▶ **PROBLEMS TO WORK ON**:
(a) In the blog post, what vehicle does the writer use for a long drive?
(b) Summarize the blog post in two sentences.
(c) Translate this sentence from the blog post into Spanish: "Companies have been laying off employees not in tens and twenties, but in thousands."

▶ **DOCUMENT SECTION**:
* * *
I usually go off alone, all by myself, and do whatever fancy takes me; go for a long drive on my Scooty Pep, or visit Hyderabad Central and loiter around; I also love going over to the Cafe Coffee Day in Somajiguda and spend a few minutes of bliss with one of the loves of my life - Coffee. This is not just about Hyderabad, it is the same, anywhere; the place doesn't matter, as long as you spend quality time you can cherish later; weekends are the time when you rejuvenate yourself, let go of all the steam accumulated from five continuous days of slogging. Do what you want, no holds barred. Stay within the limits, though. We want to be up and running for the next weekend, which is just five days away now, right!

The Recession - Has it finally arrived?

People have been talking about it for months; the US has seen the collapse of a few financial giants, with the threat of more activity along the same lines. Mails have been coming on and off, about the best way to save our skins from the looming disaster. From what I've seen, read, and experienced, I can say a few things about it myself.

A few tips from Asha the Expert:
1. Think before you leap. Companies have been laying off employees not in tens and twenties, but in thousands. So, grab the job you already have real hard, and stop thinking about changing. You'll lose your only source of income, and might have to go back to the miserable old life of having to ask for money from Dad.

2. Stop splurging, start saving. You never know, you might be the next person in line to get the dreaded pink slip, and be out on the road with just a month's paycheck in your hands. If that happens, my friend, you'll need more than a month's salary to keep you afloat. Stop visiting those malls for a few days; believe me, you've already got enough clothes and accessories to last you a lifetime.
* * *
▶ **RECORDS**:
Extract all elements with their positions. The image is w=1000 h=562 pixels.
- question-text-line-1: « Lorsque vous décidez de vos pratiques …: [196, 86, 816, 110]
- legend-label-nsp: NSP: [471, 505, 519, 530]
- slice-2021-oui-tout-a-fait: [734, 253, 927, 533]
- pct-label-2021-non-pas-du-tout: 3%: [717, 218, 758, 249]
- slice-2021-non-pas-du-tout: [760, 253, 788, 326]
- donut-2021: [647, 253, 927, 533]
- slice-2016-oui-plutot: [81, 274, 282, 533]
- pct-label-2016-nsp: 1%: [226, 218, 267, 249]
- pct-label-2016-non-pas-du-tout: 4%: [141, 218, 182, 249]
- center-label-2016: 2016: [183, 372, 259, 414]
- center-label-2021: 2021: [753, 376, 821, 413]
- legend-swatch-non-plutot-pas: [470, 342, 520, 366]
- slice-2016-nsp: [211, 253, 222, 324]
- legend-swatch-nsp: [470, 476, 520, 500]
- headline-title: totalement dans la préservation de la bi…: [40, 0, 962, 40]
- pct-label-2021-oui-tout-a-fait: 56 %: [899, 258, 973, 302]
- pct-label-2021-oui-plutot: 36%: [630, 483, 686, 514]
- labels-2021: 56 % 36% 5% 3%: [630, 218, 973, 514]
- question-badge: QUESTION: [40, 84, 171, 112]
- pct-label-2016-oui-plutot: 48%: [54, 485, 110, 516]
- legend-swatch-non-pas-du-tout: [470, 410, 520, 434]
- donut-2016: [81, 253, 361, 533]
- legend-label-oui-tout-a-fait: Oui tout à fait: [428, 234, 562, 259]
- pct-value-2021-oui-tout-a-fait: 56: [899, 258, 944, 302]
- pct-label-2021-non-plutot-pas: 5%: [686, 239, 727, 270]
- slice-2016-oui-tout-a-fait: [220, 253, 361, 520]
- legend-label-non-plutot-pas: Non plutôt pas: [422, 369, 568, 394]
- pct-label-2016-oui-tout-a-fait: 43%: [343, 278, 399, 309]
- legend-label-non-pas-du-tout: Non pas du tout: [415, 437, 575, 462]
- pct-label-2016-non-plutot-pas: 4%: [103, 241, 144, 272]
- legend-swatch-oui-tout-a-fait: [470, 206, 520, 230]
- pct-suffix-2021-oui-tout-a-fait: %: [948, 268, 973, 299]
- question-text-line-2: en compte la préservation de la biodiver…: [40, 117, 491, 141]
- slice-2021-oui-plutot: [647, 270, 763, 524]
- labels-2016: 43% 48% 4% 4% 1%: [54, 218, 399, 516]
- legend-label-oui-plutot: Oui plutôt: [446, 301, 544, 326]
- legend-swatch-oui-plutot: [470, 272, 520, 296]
* * *
▶ **RESPONSE LIST**:
(a) A Scooty Pep.

(b) The writer spends weekends alone doing whatever they like, such as long drives or coffee at Cafe Coffee Day, to rejuvenate after five days of work while staying within limits. Turning to the recession, the writer advises holding on to one's current job amid layoffs in the thousands and to stop splurging and start saving in case of a pink slip.

(c) Las empresas han estado despidiendo empleados no de diez en diez ni de veinte en veinte, sino por miles.